Exercise requirements.
Output the data that follows exactly, line for line.

Records to process.
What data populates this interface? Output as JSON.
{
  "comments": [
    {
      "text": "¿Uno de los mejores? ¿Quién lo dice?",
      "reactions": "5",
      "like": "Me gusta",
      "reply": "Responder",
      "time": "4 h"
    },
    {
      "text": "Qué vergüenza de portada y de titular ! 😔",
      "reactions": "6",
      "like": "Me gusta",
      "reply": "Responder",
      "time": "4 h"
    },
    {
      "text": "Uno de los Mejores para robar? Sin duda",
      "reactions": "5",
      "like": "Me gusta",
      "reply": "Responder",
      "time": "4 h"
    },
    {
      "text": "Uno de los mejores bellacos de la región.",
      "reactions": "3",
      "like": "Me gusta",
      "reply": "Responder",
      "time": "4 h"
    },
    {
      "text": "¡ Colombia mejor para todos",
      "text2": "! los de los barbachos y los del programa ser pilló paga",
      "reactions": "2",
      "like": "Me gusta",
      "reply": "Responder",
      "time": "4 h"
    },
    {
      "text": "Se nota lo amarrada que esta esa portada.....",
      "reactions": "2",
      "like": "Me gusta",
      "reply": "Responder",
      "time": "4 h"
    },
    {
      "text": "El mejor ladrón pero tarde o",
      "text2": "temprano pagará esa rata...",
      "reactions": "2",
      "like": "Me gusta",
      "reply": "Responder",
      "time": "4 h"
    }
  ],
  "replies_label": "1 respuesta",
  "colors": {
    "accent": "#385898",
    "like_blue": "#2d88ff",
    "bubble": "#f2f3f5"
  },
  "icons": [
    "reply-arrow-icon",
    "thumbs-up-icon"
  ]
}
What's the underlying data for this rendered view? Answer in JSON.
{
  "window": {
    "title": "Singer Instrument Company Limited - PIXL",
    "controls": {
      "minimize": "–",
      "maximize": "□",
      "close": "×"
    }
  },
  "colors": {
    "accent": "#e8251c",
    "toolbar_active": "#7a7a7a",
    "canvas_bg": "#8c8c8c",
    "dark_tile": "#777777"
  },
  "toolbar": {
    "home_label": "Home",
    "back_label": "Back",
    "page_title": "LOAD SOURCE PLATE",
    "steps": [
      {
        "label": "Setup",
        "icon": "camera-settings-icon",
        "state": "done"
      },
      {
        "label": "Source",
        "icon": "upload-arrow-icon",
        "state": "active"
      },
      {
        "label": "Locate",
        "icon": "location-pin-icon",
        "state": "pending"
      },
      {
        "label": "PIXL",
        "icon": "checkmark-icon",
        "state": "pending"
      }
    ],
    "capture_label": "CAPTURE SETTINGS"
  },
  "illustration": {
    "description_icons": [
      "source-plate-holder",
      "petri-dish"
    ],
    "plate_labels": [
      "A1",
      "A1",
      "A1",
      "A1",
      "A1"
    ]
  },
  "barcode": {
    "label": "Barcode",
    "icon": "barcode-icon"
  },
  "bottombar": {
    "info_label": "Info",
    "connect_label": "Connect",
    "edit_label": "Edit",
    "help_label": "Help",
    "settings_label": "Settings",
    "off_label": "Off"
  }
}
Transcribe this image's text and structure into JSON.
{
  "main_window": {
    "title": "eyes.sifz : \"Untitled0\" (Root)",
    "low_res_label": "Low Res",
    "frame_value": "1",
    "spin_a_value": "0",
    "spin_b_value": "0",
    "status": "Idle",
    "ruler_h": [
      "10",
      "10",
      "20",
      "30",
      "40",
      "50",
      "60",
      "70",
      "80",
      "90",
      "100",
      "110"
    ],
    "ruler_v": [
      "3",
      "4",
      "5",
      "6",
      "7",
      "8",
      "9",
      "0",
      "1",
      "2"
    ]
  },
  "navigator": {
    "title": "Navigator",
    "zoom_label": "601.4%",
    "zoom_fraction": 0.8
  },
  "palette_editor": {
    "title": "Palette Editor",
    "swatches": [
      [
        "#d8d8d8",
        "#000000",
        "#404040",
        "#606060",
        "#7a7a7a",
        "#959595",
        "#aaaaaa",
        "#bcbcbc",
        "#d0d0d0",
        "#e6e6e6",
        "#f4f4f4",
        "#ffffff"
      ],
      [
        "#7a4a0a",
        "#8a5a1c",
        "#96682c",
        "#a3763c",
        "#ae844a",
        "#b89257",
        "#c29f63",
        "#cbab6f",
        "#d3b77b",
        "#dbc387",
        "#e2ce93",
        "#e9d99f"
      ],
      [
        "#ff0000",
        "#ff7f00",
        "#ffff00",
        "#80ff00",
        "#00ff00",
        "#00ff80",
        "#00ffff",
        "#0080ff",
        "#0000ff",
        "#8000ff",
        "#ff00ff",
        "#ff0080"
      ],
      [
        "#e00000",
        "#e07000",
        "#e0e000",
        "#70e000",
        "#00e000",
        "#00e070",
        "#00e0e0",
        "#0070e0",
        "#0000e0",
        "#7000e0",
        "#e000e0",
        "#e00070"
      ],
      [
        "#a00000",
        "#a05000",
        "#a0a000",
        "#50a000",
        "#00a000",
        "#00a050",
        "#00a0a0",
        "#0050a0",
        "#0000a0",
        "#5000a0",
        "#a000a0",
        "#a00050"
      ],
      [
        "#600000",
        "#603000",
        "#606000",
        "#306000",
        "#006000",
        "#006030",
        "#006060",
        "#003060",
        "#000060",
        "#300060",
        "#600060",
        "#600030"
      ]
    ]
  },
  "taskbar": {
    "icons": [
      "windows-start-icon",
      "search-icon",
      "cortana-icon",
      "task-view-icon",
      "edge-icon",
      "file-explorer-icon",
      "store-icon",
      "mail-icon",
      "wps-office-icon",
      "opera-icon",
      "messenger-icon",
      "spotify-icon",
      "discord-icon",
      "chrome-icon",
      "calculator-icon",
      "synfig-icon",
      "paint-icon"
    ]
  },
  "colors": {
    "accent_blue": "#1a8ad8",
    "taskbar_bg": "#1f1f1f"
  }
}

Full solution.
What data populates this interface? Output as JSON.
{
  "comments": [
    {
      "text": "¿Uno de los mejores? ¿Quién lo dice?",
      "reactions": "5",
      "like": "Me gusta",
      "reply": "Responder",
      "time": "4 h"
    },
    {
      "text": "Qué vergüenza de portada y de titular ! 😔",
      "reactions": "6",
      "like": "Me gusta",
      "reply": "Responder",
      "time": "4 h"
    },
    {
      "text": "Uno de los Mejores para robar? Sin duda",
      "reactions": "5",
      "like": "Me gusta",
      "reply": "Responder",
      "time": "4 h"
    },
    {
      "text": "Uno de los mejores bellacos de la región.",
      "reactions": "3",
      "like": "Me gusta",
      "reply": "Responder",
      "time": "4 h"
    },
    {
      "text": "¡ Colombia mejor para todos",
      "text2": "! los de los barbachos y los del programa ser pilló paga",
      "reactions": "2",
      "like": "Me gusta",
      "reply": "Responder",
      "time": "4 h"
    },
    {
      "text": "Se nota lo amarrada que esta esa portada.....",
      "reactions": "2",
      "like": "Me gusta",
      "reply": "Responder",
      "time": "4 h"
    },
    {
      "text": "El mejor ladrón pero tarde o",
      "text2": "temprano pagará esa rata...",
      "reactions": "2",
      "like": "Me gusta",
      "reply": "Responder",
      "time": "4 h"
    }
  ],
  "replies_label": "1 respuesta",
  "colors": {
    "accent": "#385898",
    "like_blue": "#2d88ff",
    "bubble": "#f2f3f5"
  },
  "icons": [
    "reply-arrow-icon",
    "thumbs-up-icon"
  ]
}
What's the underlying data for this rendered view? Answer in JSON.
{
  "window": {
    "title": "Singer Instrument Company Limited - PIXL",
    "controls": {
      "minimize": "–",
      "maximize": "□",
      "close": "×"
    }
  },
  "colors": {
    "accent": "#e8251c",
    "toolbar_active": "#7a7a7a",
    "canvas_bg": "#8c8c8c",
    "dark_tile": "#777777"
  },
  "toolbar": {
    "home_label": "Home",
    "back_label": "Back",
    "page_title": "LOAD SOURCE PLATE",
    "steps": [
      {
        "label": "Setup",
        "icon": "camera-settings-icon",
        "state": "done"
      },
      {
        "label": "Source",
        "icon": "upload-arrow-icon",
        "state": "active"
      },
      {
        "label": "Locate",
        "icon": "location-pin-icon",
        "state": "pending"
      },
      {
        "label": "PIXL",
        "icon": "checkmark-icon",
        "state": "pending"
      }
    ],
    "capture_label": "CAPTURE SETTINGS"
  },
  "illustration": {
    "description_icons": [
      "source-plate-holder",
      "petri-dish"
    ],
    "plate_labels": [
      "A1",
      "A1",
      "A1",
      "A1",
      "A1"
    ]
  },
  "barcode": {
    "label": "Barcode",
    "icon": "barcode-icon"
  },
  "bottombar": {
    "info_label": "Info",
    "connect_label": "Connect",
    "edit_label": "Edit",
    "help_label": "Help",
    "settings_label": "Settings",
    "off_label": "Off"
  }
}
Transcribe this image's text and structure into JSON.
{
  "main_window": {
    "title": "eyes.sifz : \"Untitled0\" (Root)",
    "low_res_label": "Low Res",
    "frame_value": "1",
    "spin_a_value": "0",
    "spin_b_value": "0",
    "status": "Idle",
    "ruler_h": [
      "10",
      "10",
      "20",
      "30",
      "40",
      "50",
      "60",
      "70",
      "80",
      "90",
      "100",
      "110"
    ],
    "ruler_v": [
      "3",
      "4",
      "5",
      "6",
      "7",
      "8",
      "9",
      "0",
      "1",
      "2"
    ]
  },
  "navigator": {
    "title": "Navigator",
    "zoom_label": "601.4%",
    "zoom_fraction": 0.8
  },
  "palette_editor": {
    "title": "Palette Editor",
    "swatches": [
      [
        "#d8d8d8",
        "#000000",
        "#404040",
        "#606060",
        "#7a7a7a",
        "#959595",
        "#aaaaaa",
        "#bcbcbc",
        "#d0d0d0",
        "#e6e6e6",
        "#f4f4f4",
        "#ffffff"
      ],
      [
        "#7a4a0a",
        "#8a5a1c",
        "#96682c",
        "#a3763c",
        "#ae844a",
        "#b89257",
        "#c29f63",
        "#cbab6f",
        "#d3b77b",
        "#dbc387",
        "#e2ce93",
        "#e9d99f"
      ],
      [
        "#ff0000",
        "#ff7f00",
        "#ffff00",
        "#80ff00",
        "#00ff00",
        "#00ff80",
        "#00ffff",
        "#0080ff",
        "#0000ff",
        "#8000ff",
        "#ff00ff",
        "#ff0080"
      ],
      [
        "#e00000",
        "#e07000",
        "#e0e000",
        "#70e000",
        "#00e000",
        "#00e070",
        "#00e0e0",
        "#0070e0",
        "#0000e0",
        "#7000e0",
        "#e000e0",
        "#e00070"
      ],
      [
        "#a00000",
        "#a05000",
        "#a0a000",
        "#50a000",
        "#00a000",
        "#00a050",
        "#00a0a0",
        "#0050a0",
        "#0000a0",
        "#5000a0",
        "#a000a0",
        "#a00050"
      ],
      [
        "#600000",
        "#603000",
        "#606000",
        "#306000",
        "#006000",
        "#006030",
        "#006060",
        "#003060",
        "#000060",
        "#300060",
        "#600060",
        "#600030"
      ]
    ]
  },
  "taskbar": {
    "icons": [
      "windows-start-icon",
      "search-icon",
      "cortana-icon",
      "task-view-icon",
      "edge-icon",
      "file-explorer-icon",
      "store-icon",
      "mail-icon",
      "wps-office-icon",
      "opera-icon",
      "messenger-icon",
      "spotify-icon",
      "discord-icon",
      "chrome-icon",
      "calculator-icon",
      "synfig-icon",
      "paint-icon"
    ]
  },
  "colors": {
    "accent_blue": "#1a8ad8",
    "taskbar_bg": "#1f1f1f"
  }
}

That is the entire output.